(Figure dataset records)
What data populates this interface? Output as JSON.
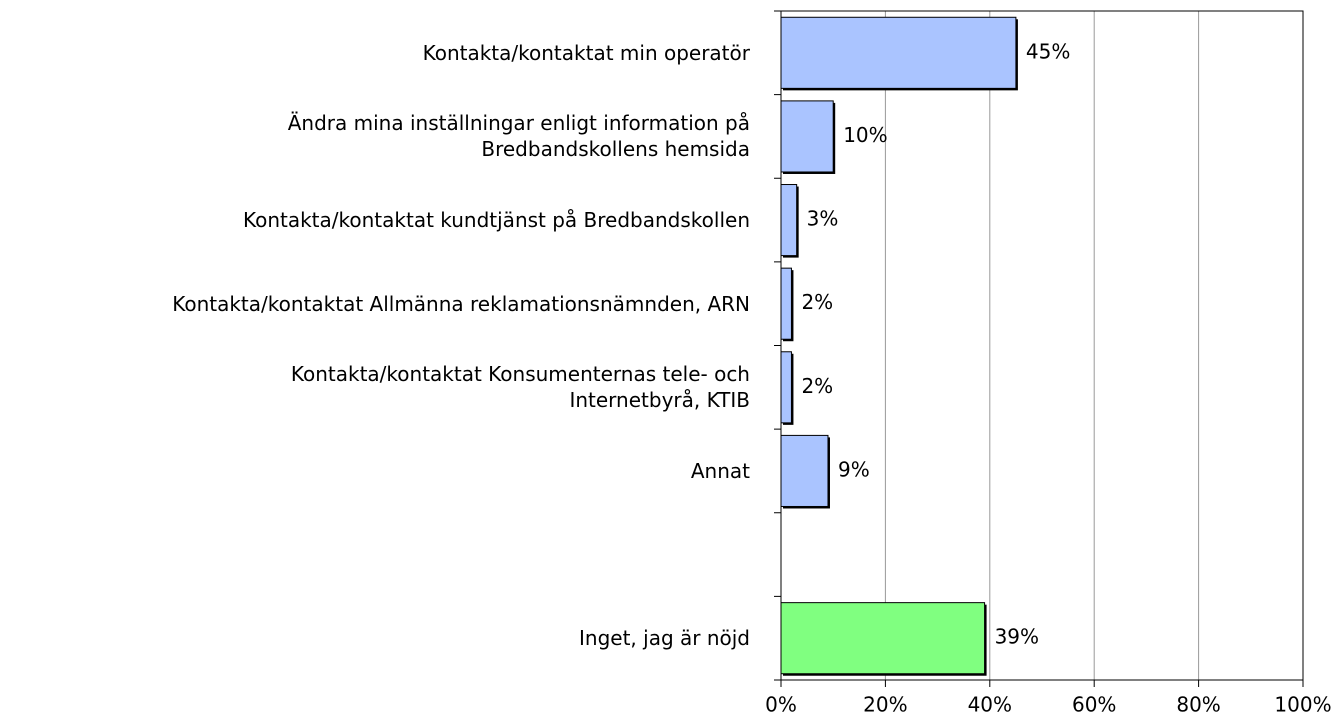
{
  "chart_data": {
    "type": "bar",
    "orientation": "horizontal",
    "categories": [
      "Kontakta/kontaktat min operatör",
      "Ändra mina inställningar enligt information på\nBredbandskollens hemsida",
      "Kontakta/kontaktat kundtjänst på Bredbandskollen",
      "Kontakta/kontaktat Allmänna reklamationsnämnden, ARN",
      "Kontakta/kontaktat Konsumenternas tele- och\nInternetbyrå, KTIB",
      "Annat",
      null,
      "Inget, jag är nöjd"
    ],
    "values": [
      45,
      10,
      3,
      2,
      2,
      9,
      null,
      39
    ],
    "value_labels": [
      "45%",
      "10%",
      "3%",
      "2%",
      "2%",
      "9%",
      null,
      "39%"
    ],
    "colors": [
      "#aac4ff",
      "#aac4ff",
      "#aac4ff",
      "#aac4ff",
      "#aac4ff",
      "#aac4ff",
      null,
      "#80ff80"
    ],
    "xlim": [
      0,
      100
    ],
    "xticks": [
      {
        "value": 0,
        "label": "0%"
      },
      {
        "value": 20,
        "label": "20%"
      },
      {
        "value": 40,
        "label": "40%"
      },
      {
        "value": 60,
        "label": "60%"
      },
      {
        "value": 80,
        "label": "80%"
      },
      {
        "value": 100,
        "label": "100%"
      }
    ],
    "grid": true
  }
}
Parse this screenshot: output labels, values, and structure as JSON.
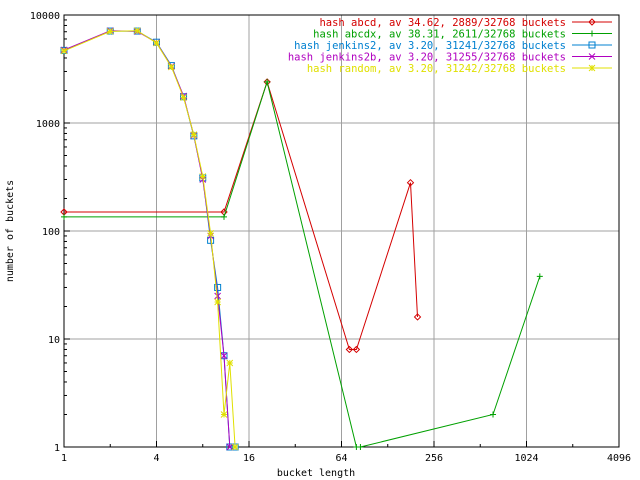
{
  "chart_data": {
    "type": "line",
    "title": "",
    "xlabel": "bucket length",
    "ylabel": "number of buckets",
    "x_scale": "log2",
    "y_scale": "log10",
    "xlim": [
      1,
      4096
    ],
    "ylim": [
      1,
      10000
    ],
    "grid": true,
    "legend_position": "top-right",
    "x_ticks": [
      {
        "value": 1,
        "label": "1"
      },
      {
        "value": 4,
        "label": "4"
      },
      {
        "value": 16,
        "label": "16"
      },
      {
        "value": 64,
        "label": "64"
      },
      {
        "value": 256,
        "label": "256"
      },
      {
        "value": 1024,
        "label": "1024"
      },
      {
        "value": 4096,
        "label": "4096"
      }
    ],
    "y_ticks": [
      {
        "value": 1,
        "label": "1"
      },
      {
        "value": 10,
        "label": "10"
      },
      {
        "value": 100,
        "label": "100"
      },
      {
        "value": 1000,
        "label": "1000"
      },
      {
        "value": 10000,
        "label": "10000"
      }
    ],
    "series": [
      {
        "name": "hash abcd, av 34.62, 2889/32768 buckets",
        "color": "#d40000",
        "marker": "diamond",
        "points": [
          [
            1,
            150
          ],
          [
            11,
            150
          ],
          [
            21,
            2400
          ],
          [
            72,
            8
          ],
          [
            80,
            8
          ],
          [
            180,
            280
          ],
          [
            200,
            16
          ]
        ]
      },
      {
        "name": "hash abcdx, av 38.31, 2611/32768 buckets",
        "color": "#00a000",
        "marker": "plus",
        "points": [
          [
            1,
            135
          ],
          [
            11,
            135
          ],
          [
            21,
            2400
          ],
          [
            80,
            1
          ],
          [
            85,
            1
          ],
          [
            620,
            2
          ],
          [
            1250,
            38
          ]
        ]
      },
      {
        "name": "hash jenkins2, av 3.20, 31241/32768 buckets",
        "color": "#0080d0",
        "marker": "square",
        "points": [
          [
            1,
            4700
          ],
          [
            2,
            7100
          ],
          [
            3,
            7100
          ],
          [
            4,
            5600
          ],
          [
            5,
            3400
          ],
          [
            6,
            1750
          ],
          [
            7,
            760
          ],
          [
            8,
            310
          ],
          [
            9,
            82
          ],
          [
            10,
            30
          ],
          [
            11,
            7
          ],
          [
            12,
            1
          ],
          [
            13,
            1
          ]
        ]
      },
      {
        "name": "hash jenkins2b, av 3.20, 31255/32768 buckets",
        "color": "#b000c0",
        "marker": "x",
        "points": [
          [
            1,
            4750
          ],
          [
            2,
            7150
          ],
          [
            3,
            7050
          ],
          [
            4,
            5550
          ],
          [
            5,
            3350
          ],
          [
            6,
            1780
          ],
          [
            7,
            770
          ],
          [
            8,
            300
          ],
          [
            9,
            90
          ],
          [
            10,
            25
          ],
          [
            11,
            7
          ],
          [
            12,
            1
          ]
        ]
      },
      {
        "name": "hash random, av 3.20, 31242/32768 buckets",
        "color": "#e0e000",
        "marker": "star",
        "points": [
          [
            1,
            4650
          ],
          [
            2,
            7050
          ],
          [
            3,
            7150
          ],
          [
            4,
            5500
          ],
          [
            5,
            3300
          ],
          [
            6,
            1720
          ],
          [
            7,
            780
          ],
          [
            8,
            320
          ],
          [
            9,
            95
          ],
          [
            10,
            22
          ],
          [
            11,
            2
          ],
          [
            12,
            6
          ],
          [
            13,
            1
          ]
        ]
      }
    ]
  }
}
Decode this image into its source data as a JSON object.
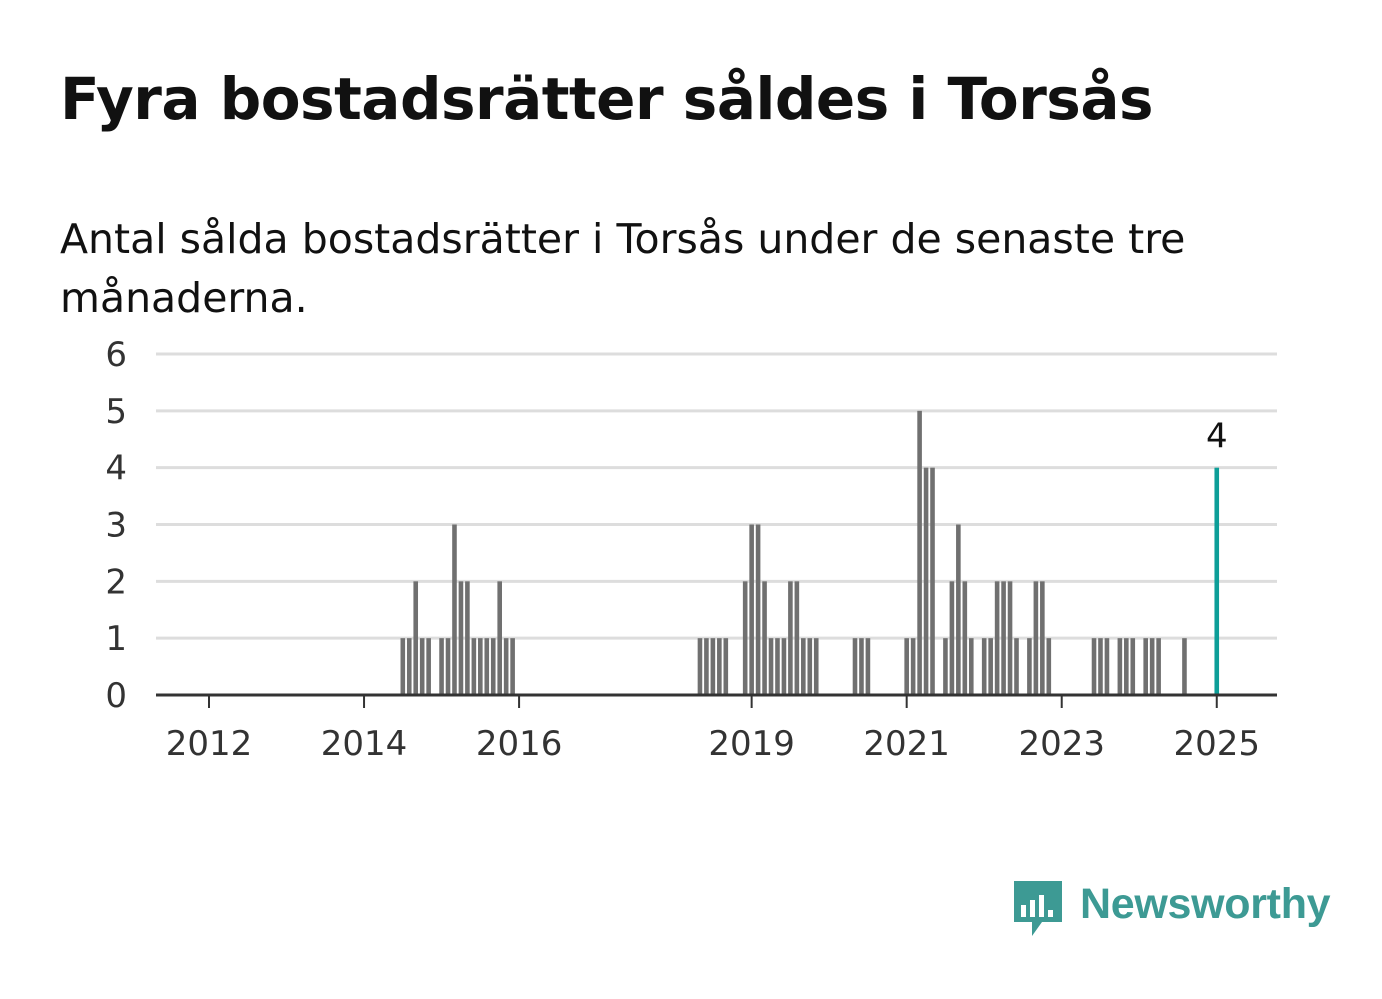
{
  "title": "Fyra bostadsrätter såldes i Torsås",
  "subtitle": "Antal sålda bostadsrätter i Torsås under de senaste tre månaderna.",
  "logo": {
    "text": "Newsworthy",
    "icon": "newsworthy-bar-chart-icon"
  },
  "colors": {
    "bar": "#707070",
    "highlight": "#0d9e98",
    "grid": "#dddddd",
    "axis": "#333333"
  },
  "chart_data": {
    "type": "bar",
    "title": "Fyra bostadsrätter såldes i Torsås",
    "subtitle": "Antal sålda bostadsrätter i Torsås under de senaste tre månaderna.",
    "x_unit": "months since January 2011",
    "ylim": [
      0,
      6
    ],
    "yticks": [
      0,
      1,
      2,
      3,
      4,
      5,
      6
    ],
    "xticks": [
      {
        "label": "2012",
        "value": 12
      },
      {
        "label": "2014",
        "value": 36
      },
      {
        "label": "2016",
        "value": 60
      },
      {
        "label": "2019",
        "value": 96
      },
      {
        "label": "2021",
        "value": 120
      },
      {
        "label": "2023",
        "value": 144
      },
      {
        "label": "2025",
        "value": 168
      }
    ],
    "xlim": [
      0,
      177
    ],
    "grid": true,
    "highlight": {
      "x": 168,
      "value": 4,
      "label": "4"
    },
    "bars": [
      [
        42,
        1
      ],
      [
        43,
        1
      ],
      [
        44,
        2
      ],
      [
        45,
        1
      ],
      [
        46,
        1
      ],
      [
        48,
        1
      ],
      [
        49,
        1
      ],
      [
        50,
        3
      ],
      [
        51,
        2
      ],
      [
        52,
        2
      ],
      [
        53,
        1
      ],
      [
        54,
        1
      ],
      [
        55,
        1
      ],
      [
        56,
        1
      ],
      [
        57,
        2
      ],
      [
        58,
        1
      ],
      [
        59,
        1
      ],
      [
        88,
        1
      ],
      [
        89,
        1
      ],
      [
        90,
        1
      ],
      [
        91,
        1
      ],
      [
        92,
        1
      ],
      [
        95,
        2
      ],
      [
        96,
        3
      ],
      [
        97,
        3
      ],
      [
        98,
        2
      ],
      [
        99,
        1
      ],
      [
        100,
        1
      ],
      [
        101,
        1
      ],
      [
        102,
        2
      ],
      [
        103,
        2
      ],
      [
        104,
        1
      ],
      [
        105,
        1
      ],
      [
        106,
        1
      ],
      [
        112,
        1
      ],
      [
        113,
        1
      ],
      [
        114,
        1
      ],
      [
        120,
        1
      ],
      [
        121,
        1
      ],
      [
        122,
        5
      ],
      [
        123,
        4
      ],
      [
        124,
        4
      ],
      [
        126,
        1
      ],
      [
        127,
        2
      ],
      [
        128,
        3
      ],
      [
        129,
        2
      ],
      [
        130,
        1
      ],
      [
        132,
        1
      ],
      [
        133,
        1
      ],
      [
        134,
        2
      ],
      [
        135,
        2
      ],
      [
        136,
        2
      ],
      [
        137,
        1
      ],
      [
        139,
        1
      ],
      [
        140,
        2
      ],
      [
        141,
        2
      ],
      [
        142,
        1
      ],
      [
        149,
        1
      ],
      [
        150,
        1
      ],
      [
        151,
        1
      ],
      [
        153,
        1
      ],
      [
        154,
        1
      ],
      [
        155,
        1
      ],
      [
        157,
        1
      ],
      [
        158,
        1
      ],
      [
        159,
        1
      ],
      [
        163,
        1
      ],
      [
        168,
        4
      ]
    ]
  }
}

● PROMPT
Gather from the data above every line with the string "senaste".

● EXERCISE RESPONSE
  "subtitle": "Antal sålda bostadsrätter i Torsås under de senaste tre månaderna.",
    "subtitle": "Antal sålda bostadsrätter i Torsås under de senaste tre månaderna.",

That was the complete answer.